* [Aim] Copy out all of the material exactly.

* [Information given]
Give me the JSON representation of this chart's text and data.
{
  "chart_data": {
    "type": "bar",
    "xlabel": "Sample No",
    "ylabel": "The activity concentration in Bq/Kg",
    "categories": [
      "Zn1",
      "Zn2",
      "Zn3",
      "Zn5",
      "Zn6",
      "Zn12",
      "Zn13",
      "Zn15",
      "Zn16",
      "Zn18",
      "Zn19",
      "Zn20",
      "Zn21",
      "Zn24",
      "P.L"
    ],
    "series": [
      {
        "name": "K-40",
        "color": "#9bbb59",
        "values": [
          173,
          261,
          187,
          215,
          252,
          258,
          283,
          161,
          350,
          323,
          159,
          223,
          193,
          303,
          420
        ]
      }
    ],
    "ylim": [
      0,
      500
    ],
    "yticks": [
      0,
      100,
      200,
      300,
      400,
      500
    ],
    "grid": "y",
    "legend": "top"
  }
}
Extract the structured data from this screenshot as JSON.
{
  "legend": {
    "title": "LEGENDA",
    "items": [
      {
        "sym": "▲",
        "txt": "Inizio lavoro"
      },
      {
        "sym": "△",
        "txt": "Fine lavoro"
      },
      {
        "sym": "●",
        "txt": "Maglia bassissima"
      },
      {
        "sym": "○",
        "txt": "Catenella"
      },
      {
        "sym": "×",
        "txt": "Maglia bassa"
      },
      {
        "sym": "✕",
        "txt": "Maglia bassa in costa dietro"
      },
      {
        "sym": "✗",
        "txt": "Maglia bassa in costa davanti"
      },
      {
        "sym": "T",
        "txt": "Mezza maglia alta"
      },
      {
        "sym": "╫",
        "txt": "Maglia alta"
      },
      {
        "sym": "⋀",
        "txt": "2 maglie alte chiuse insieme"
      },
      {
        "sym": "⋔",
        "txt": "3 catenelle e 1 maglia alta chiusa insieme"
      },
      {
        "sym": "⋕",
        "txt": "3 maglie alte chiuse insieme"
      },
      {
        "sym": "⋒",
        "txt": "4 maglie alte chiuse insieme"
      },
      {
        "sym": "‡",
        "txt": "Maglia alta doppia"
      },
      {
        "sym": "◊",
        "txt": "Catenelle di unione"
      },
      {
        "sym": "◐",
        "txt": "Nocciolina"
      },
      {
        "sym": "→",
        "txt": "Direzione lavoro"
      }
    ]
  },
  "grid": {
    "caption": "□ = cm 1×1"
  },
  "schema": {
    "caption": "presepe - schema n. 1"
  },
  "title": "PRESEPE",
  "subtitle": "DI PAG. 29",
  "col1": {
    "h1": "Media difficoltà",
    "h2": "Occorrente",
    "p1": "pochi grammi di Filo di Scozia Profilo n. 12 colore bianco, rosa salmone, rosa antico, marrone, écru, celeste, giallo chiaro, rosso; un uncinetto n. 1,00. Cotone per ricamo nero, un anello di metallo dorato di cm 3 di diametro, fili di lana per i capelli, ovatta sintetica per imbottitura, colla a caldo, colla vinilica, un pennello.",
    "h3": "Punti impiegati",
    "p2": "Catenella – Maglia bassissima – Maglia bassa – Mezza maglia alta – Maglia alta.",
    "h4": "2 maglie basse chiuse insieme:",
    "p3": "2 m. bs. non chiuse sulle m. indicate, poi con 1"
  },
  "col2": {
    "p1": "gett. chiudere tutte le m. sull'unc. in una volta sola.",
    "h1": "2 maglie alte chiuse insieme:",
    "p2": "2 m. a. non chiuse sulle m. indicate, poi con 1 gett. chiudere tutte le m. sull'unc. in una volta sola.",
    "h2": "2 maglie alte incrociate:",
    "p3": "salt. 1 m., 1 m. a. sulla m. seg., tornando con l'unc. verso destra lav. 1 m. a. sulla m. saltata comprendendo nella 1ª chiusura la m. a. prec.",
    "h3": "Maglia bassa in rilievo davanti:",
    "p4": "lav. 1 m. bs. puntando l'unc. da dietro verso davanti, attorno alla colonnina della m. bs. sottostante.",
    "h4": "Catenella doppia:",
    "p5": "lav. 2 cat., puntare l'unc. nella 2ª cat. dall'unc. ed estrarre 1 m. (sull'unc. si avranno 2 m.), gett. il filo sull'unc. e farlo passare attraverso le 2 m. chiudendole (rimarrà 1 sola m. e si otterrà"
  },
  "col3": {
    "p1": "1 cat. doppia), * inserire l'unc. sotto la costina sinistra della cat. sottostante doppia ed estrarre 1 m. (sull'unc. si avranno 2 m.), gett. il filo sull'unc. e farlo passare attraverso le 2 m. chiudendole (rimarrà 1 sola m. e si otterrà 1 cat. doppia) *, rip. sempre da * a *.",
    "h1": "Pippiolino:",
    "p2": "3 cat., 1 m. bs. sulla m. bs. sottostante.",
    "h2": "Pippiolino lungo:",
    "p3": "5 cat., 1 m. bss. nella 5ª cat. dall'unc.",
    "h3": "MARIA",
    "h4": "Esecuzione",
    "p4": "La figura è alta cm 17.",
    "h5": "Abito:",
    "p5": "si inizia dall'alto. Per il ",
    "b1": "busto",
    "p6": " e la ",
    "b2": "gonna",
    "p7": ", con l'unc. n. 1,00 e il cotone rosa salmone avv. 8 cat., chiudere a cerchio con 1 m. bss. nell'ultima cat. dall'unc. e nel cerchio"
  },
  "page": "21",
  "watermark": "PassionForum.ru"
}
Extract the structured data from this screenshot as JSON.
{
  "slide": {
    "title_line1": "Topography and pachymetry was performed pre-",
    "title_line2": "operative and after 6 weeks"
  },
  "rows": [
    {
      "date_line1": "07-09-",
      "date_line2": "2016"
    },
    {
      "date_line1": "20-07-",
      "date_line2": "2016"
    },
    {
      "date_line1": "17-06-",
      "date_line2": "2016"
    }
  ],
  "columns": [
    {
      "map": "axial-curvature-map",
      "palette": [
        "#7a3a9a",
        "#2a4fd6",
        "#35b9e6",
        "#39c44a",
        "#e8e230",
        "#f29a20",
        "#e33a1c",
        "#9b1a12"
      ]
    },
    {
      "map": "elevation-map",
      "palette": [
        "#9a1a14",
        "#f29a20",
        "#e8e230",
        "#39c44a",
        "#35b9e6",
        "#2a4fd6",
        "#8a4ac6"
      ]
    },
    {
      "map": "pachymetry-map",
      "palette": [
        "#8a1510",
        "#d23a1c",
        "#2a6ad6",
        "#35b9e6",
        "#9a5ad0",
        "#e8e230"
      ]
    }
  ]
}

* [Right answer]
Give me the JSON representation of this chart's text and data.
{
  "chart_data": {
    "type": "bar",
    "xlabel": "Sample No",
    "ylabel": "The activity concentration in Bq/Kg",
    "categories": [
      "Zn1",
      "Zn2",
      "Zn3",
      "Zn5",
      "Zn6",
      "Zn12",
      "Zn13",
      "Zn15",
      "Zn16",
      "Zn18",
      "Zn19",
      "Zn20",
      "Zn21",
      "Zn24",
      "P.L"
    ],
    "series": [
      {
        "name": "K-40",
        "color": "#9bbb59",
        "values": [
          173,
          261,
          187,
          215,
          252,
          258,
          283,
          161,
          350,
          323,
          159,
          223,
          193,
          303,
          420
        ]
      }
    ],
    "ylim": [
      0,
      500
    ],
    "yticks": [
      0,
      100,
      200,
      300,
      400,
      500
    ],
    "grid": "y",
    "legend": "top"
  }
}
Extract the structured data from this screenshot as JSON.
{
  "legend": {
    "title": "LEGENDA",
    "items": [
      {
        "sym": "▲",
        "txt": "Inizio lavoro"
      },
      {
        "sym": "△",
        "txt": "Fine lavoro"
      },
      {
        "sym": "●",
        "txt": "Maglia bassissima"
      },
      {
        "sym": "○",
        "txt": "Catenella"
      },
      {
        "sym": "×",
        "txt": "Maglia bassa"
      },
      {
        "sym": "✕",
        "txt": "Maglia bassa in costa dietro"
      },
      {
        "sym": "✗",
        "txt": "Maglia bassa in costa davanti"
      },
      {
        "sym": "T",
        "txt": "Mezza maglia alta"
      },
      {
        "sym": "╫",
        "txt": "Maglia alta"
      },
      {
        "sym": "⋀",
        "txt": "2 maglie alte chiuse insieme"
      },
      {
        "sym": "⋔",
        "txt": "3 catenelle e 1 maglia alta chiusa insieme"
      },
      {
        "sym": "⋕",
        "txt": "3 maglie alte chiuse insieme"
      },
      {
        "sym": "⋒",
        "txt": "4 maglie alte chiuse insieme"
      },
      {
        "sym": "‡",
        "txt": "Maglia alta doppia"
      },
      {
        "sym": "◊",
        "txt": "Catenelle di unione"
      },
      {
        "sym": "◐",
        "txt": "Nocciolina"
      },
      {
        "sym": "→",
        "txt": "Direzione lavoro"
      }
    ]
  },
  "grid": {
    "caption": "□ = cm 1×1"
  },
  "schema": {
    "caption": "presepe - schema n. 1"
  },
  "title": "PRESEPE",
  "subtitle": "DI PAG. 29",
  "col1": {
    "h1": "Media difficoltà",
    "h2": "Occorrente",
    "p1": "pochi grammi di Filo di Scozia Profilo n. 12 colore bianco, rosa salmone, rosa antico, marrone, écru, celeste, giallo chiaro, rosso; un uncinetto n. 1,00. Cotone per ricamo nero, un anello di metallo dorato di cm 3 di diametro, fili di lana per i capelli, ovatta sintetica per imbottitura, colla a caldo, colla vinilica, un pennello.",
    "h3": "Punti impiegati",
    "p2": "Catenella – Maglia bassissima – Maglia bassa – Mezza maglia alta – Maglia alta.",
    "h4": "2 maglie basse chiuse insieme:",
    "p3": "2 m. bs. non chiuse sulle m. indicate, poi con 1"
  },
  "col2": {
    "p1": "gett. chiudere tutte le m. sull'unc. in una volta sola.",
    "h1": "2 maglie alte chiuse insieme:",
    "p2": "2 m. a. non chiuse sulle m. indicate, poi con 1 gett. chiudere tutte le m. sull'unc. in una volta sola.",
    "h2": "2 maglie alte incrociate:",
    "p3": "salt. 1 m., 1 m. a. sulla m. seg., tornando con l'unc. verso destra lav. 1 m. a. sulla m. saltata comprendendo nella 1ª chiusura la m. a. prec.",
    "h3": "Maglia bassa in rilievo davanti:",
    "p4": "lav. 1 m. bs. puntando l'unc. da dietro verso davanti, attorno alla colonnina della m. bs. sottostante.",
    "h4": "Catenella doppia:",
    "p5": "lav. 2 cat., puntare l'unc. nella 2ª cat. dall'unc. ed estrarre 1 m. (sull'unc. si avranno 2 m.), gett. il filo sull'unc. e farlo passare attraverso le 2 m. chiudendole (rimarrà 1 sola m. e si otterrà"
  },
  "col3": {
    "p1": "1 cat. doppia), * inserire l'unc. sotto la costina sinistra della cat. sottostante doppia ed estrarre 1 m. (sull'unc. si avranno 2 m.), gett. il filo sull'unc. e farlo passare attraverso le 2 m. chiudendole (rimarrà 1 sola m. e si otterrà 1 cat. doppia) *, rip. sempre da * a *.",
    "h1": "Pippiolino:",
    "p2": "3 cat., 1 m. bs. sulla m. bs. sottostante.",
    "h2": "Pippiolino lungo:",
    "p3": "5 cat., 1 m. bss. nella 5ª cat. dall'unc.",
    "h3": "MARIA",
    "h4": "Esecuzione",
    "p4": "La figura è alta cm 17.",
    "h5": "Abito:",
    "p5": "si inizia dall'alto. Per il ",
    "b1": "busto",
    "p6": " e la ",
    "b2": "gonna",
    "p7": ", con l'unc. n. 1,00 e il cotone rosa salmone avv. 8 cat., chiudere a cerchio con 1 m. bss. nell'ultima cat. dall'unc. e nel cerchio"
  },
  "page": "21",
  "watermark": "PassionForum.ru"
}
Extract the structured data from this screenshot as JSON.
{
  "slide": {
    "title_line1": "Topography and pachymetry was performed pre-",
    "title_line2": "operative and after 6 weeks"
  },
  "rows": [
    {
      "date_line1": "07-09-",
      "date_line2": "2016"
    },
    {
      "date_line1": "20-07-",
      "date_line2": "2016"
    },
    {
      "date_line1": "17-06-",
      "date_line2": "2016"
    }
  ],
  "columns": [
    {
      "map": "axial-curvature-map",
      "palette": [
        "#7a3a9a",
        "#2a4fd6",
        "#35b9e6",
        "#39c44a",
        "#e8e230",
        "#f29a20",
        "#e33a1c",
        "#9b1a12"
      ]
    },
    {
      "map": "elevation-map",
      "palette": [
        "#9a1a14",
        "#f29a20",
        "#e8e230",
        "#39c44a",
        "#35b9e6",
        "#2a4fd6",
        "#8a4ac6"
      ]
    },
    {
      "map": "pachymetry-map",
      "palette": [
        "#8a1510",
        "#d23a1c",
        "#2a6ad6",
        "#35b9e6",
        "#9a5ad0",
        "#e8e230"
      ]
    }
  ]
}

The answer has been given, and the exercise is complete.